[START OF SUPPLIED ENTRIES]
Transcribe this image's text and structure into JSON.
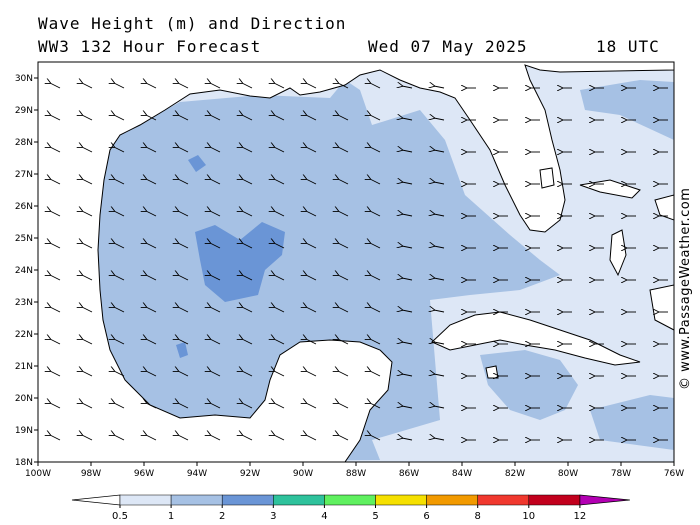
{
  "header": {
    "title": "Wave Height (m) and Direction",
    "model": "WW3 132 Hour Forecast",
    "date": "Wed 07 May 2025",
    "time": "18 UTC"
  },
  "credit": "© www.PassageWeather.com",
  "map": {
    "lon_range": [
      -100,
      -76
    ],
    "lat_range": [
      18,
      30.5
    ],
    "lon_ticks": [
      "100W",
      "98W",
      "96W",
      "94W",
      "92W",
      "90W",
      "88W",
      "86W",
      "84W",
      "82W",
      "80W",
      "78W",
      "76W"
    ],
    "lat_ticks": [
      "18N",
      "19N",
      "20N",
      "21N",
      "22N",
      "23N",
      "24N",
      "25N",
      "26N",
      "27N",
      "28N",
      "29N",
      "30N"
    ],
    "arrow_direction": "wave direction toward west-northwest (easterly swell)",
    "colors": {
      "land": "#ffffff",
      "band_0_5_1": "#dde7f6",
      "band_1_2": "#a6c1e4",
      "band_2_3": "#6a95d6"
    }
  },
  "legend": {
    "labels": [
      "0.5",
      "1",
      "2",
      "3",
      "4",
      "5",
      "6",
      "8",
      "10",
      "12"
    ],
    "colors": [
      "#dde7f6",
      "#a6c1e4",
      "#6a95d6",
      "#2ec29c",
      "#5ff05f",
      "#f5e000",
      "#f29a00",
      "#f0382e",
      "#c2001d",
      "#b300b3"
    ]
  }
}
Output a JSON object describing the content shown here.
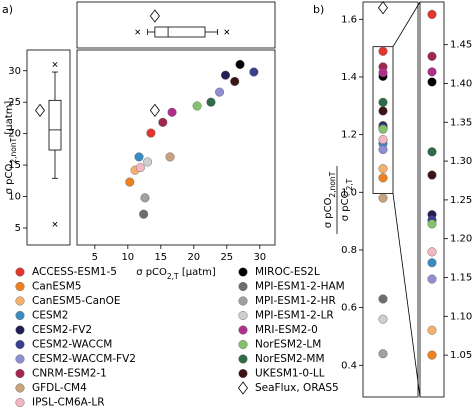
{
  "chart_data": [
    {
      "type": "scatter",
      "panel_label": "a)",
      "x_label": [
        "σ pCO",
        "2,T",
        " [μatm]"
      ],
      "y_label": [
        "σ pCO",
        "2,nonT",
        " [μatm]"
      ],
      "xlim": [
        2.3,
        32.3
      ],
      "ylim": [
        2.3,
        33.3
      ],
      "xticks": [
        5,
        10,
        15,
        20,
        25,
        30
      ],
      "yticks": [
        5,
        10,
        15,
        20,
        25,
        30
      ],
      "series": [
        {
          "name": "ACCESS-ESM1-5",
          "color": "#e3342f",
          "x": 13.5,
          "y": 20.1
        },
        {
          "name": "CanESM5",
          "color": "#f0821e",
          "x": 10.3,
          "y": 12.3
        },
        {
          "name": "CanESM5-CanOE",
          "color": "#f6b26b",
          "x": 11.1,
          "y": 14.2
        },
        {
          "name": "CESM2",
          "color": "#3b8bc2",
          "x": 11.7,
          "y": 16.3
        },
        {
          "name": "CESM2-FV2",
          "color": "#232055",
          "x": 24.8,
          "y": 29.3
        },
        {
          "name": "CESM2-WACCM",
          "color": "#3c3f8f",
          "x": 29.1,
          "y": 29.8
        },
        {
          "name": "CESM2-WACCM-FV2",
          "color": "#8e8fd0",
          "x": 23.9,
          "y": 26.6
        },
        {
          "name": "CNRM-ESM2-1",
          "color": "#a3264f",
          "x": 15.3,
          "y": 21.8
        },
        {
          "name": "GFDL-CM4",
          "color": "#c9a27e",
          "x": 16.4,
          "y": 16.3
        },
        {
          "name": "IPSL-CM6A-LR",
          "color": "#f4b8c3",
          "x": 11.9,
          "y": 14.6
        },
        {
          "name": "MIROC-ES2L",
          "color": "#000000",
          "x": 27.0,
          "y": 31.0
        },
        {
          "name": "MPI-ESM1-2-HAM",
          "color": "#6e6e6e",
          "x": 12.4,
          "y": 7.2
        },
        {
          "name": "MPI-ESM1-2-HR",
          "color": "#a0a0a0",
          "x": 12.6,
          "y": 9.8
        },
        {
          "name": "MPI-ESM1-2-LR",
          "color": "#cfcfcf",
          "x": 13.0,
          "y": 15.5
        },
        {
          "name": "MRI-ESM2-0",
          "color": "#b02f8c",
          "x": 16.7,
          "y": 23.4
        },
        {
          "name": "NorESM2-LM",
          "color": "#82c36c",
          "x": 20.5,
          "y": 24.4
        },
        {
          "name": "NorESM2-MM",
          "color": "#2e6b47",
          "x": 22.6,
          "y": 25.0
        },
        {
          "name": "UKESM1-0-LL",
          "color": "#3d1414",
          "x": 26.2,
          "y": 28.3
        }
      ],
      "reference": {
        "name": "SeaFlux, ORAS5",
        "x": 14.1,
        "y": 23.7
      },
      "x_box": {
        "whiskers": [
          13.0,
          23.6
        ],
        "quartiles": [
          14.1,
          21.7
        ],
        "median": 16.1,
        "fliers": [
          11.5,
          25.0
        ]
      },
      "y_box": {
        "whiskers": [
          12.9,
          29.8
        ],
        "quartiles": [
          17.4,
          25.3
        ],
        "median": 20.6,
        "fliers": [
          5.6,
          31.0
        ]
      }
    },
    {
      "type": "strip",
      "panel_label": "b)",
      "y_label_numerator": [
        "σ pCO",
        "2,nonT"
      ],
      "y_label_denominator": [
        "σ pCO",
        "2,T"
      ],
      "ylim": [
        0.29,
        1.66
      ],
      "yticks": [
        0.4,
        0.6,
        0.8,
        {
          "value": 1.0,
          "label": "1.0"
        },
        1.2,
        1.4,
        1.6
      ],
      "values": [
        1.489,
        1.05,
        1.082,
        1.169,
        1.231,
        1.224,
        1.148,
        1.435,
        0.98,
        1.183,
        1.402,
        0.63,
        0.44,
        0.56,
        1.415,
        1.219,
        1.312,
        1.282
      ],
      "reference_value": 1.64,
      "inset_ylim": [
        0.996,
        1.505
      ],
      "inset_yticks": [
        1.05,
        {
          "value": 1.1,
          "label": "1.10"
        },
        1.15,
        {
          "value": 1.2,
          "label": "1.20"
        },
        1.25,
        {
          "value": 1.3,
          "label": "1.30"
        },
        1.35,
        {
          "value": 1.4,
          "label": "1.40"
        },
        1.45
      ]
    }
  ]
}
[END OF SUPPLIED ENTRIES]
- **WRITTEN INSTRUCTION**
Reproduce the whole listing above word for word, but not its pictures.

- **SOLUTION TO THIS TASK**
Transcribe this image's text and structure into JSON.
{
  "header": {
    "title": "Wave Height (m) and Direction",
    "model": "WW3 132 Hour Forecast",
    "date": "Wed 07 May 2025",
    "time": "18 UTC"
  },
  "credit": "© www.PassageWeather.com",
  "map": {
    "lon_range": [
      -100,
      -76
    ],
    "lat_range": [
      18,
      30.5
    ],
    "lon_ticks": [
      "100W",
      "98W",
      "96W",
      "94W",
      "92W",
      "90W",
      "88W",
      "86W",
      "84W",
      "82W",
      "80W",
      "78W",
      "76W"
    ],
    "lat_ticks": [
      "18N",
      "19N",
      "20N",
      "21N",
      "22N",
      "23N",
      "24N",
      "25N",
      "26N",
      "27N",
      "28N",
      "29N",
      "30N"
    ],
    "arrow_direction": "wave direction toward west-northwest (easterly swell)",
    "colors": {
      "land": "#ffffff",
      "band_0_5_1": "#dde7f6",
      "band_1_2": "#a6c1e4",
      "band_2_3": "#6a95d6"
    }
  },
  "legend": {
    "labels": [
      "0.5",
      "1",
      "2",
      "3",
      "4",
      "5",
      "6",
      "8",
      "10",
      "12"
    ],
    "colors": [
      "#dde7f6",
      "#a6c1e4",
      "#6a95d6",
      "#2ec29c",
      "#5ff05f",
      "#f5e000",
      "#f29a00",
      "#f0382e",
      "#c2001d",
      "#b300b3"
    ]
  }
}
Output a JSON object describing the content shown here.
{
  "chart_data": [
    {
      "type": "scatter",
      "panel_label": "a)",
      "x_label": [
        "σ pCO",
        "2,T",
        " [μatm]"
      ],
      "y_label": [
        "σ pCO",
        "2,nonT",
        " [μatm]"
      ],
      "xlim": [
        2.3,
        32.3
      ],
      "ylim": [
        2.3,
        33.3
      ],
      "xticks": [
        5,
        10,
        15,
        20,
        25,
        30
      ],
      "yticks": [
        5,
        10,
        15,
        20,
        25,
        30
      ],
      "series": [
        {
          "name": "ACCESS-ESM1-5",
          "color": "#e3342f",
          "x": 13.5,
          "y": 20.1
        },
        {
          "name": "CanESM5",
          "color": "#f0821e",
          "x": 10.3,
          "y": 12.3
        },
        {
          "name": "CanESM5-CanOE",
          "color": "#f6b26b",
          "x": 11.1,
          "y": 14.2
        },
        {
          "name": "CESM2",
          "color": "#3b8bc2",
          "x": 11.7,
          "y": 16.3
        },
        {
          "name": "CESM2-FV2",
          "color": "#232055",
          "x": 24.8,
          "y": 29.3
        },
        {
          "name": "CESM2-WACCM",
          "color": "#3c3f8f",
          "x": 29.1,
          "y": 29.8
        },
        {
          "name": "CESM2-WACCM-FV2",
          "color": "#8e8fd0",
          "x": 23.9,
          "y": 26.6
        },
        {
          "name": "CNRM-ESM2-1",
          "color": "#a3264f",
          "x": 15.3,
          "y": 21.8
        },
        {
          "name": "GFDL-CM4",
          "color": "#c9a27e",
          "x": 16.4,
          "y": 16.3
        },
        {
          "name": "IPSL-CM6A-LR",
          "color": "#f4b8c3",
          "x": 11.9,
          "y": 14.6
        },
        {
          "name": "MIROC-ES2L",
          "color": "#000000",
          "x": 27.0,
          "y": 31.0
        },
        {
          "name": "MPI-ESM1-2-HAM",
          "color": "#6e6e6e",
          "x": 12.4,
          "y": 7.2
        },
        {
          "name": "MPI-ESM1-2-HR",
          "color": "#a0a0a0",
          "x": 12.6,
          "y": 9.8
        },
        {
          "name": "MPI-ESM1-2-LR",
          "color": "#cfcfcf",
          "x": 13.0,
          "y": 15.5
        },
        {
          "name": "MRI-ESM2-0",
          "color": "#b02f8c",
          "x": 16.7,
          "y": 23.4
        },
        {
          "name": "NorESM2-LM",
          "color": "#82c36c",
          "x": 20.5,
          "y": 24.4
        },
        {
          "name": "NorESM2-MM",
          "color": "#2e6b47",
          "x": 22.6,
          "y": 25.0
        },
        {
          "name": "UKESM1-0-LL",
          "color": "#3d1414",
          "x": 26.2,
          "y": 28.3
        }
      ],
      "reference": {
        "name": "SeaFlux, ORAS5",
        "x": 14.1,
        "y": 23.7
      },
      "x_box": {
        "whiskers": [
          13.0,
          23.6
        ],
        "quartiles": [
          14.1,
          21.7
        ],
        "median": 16.1,
        "fliers": [
          11.5,
          25.0
        ]
      },
      "y_box": {
        "whiskers": [
          12.9,
          29.8
        ],
        "quartiles": [
          17.4,
          25.3
        ],
        "median": 20.6,
        "fliers": [
          5.6,
          31.0
        ]
      }
    },
    {
      "type": "strip",
      "panel_label": "b)",
      "y_label_numerator": [
        "σ pCO",
        "2,nonT"
      ],
      "y_label_denominator": [
        "σ pCO",
        "2,T"
      ],
      "ylim": [
        0.29,
        1.66
      ],
      "yticks": [
        0.4,
        0.6,
        0.8,
        {
          "value": 1.0,
          "label": "1.0"
        },
        1.2,
        1.4,
        1.6
      ],
      "values": [
        1.489,
        1.05,
        1.082,
        1.169,
        1.231,
        1.224,
        1.148,
        1.435,
        0.98,
        1.183,
        1.402,
        0.63,
        0.44,
        0.56,
        1.415,
        1.219,
        1.312,
        1.282
      ],
      "reference_value": 1.64,
      "inset_ylim": [
        0.996,
        1.505
      ],
      "inset_yticks": [
        1.05,
        {
          "value": 1.1,
          "label": "1.10"
        },
        1.15,
        {
          "value": 1.2,
          "label": "1.20"
        },
        1.25,
        {
          "value": 1.3,
          "label": "1.30"
        },
        1.35,
        {
          "value": 1.4,
          "label": "1.40"
        },
        1.45
      ]
    }
  ]
}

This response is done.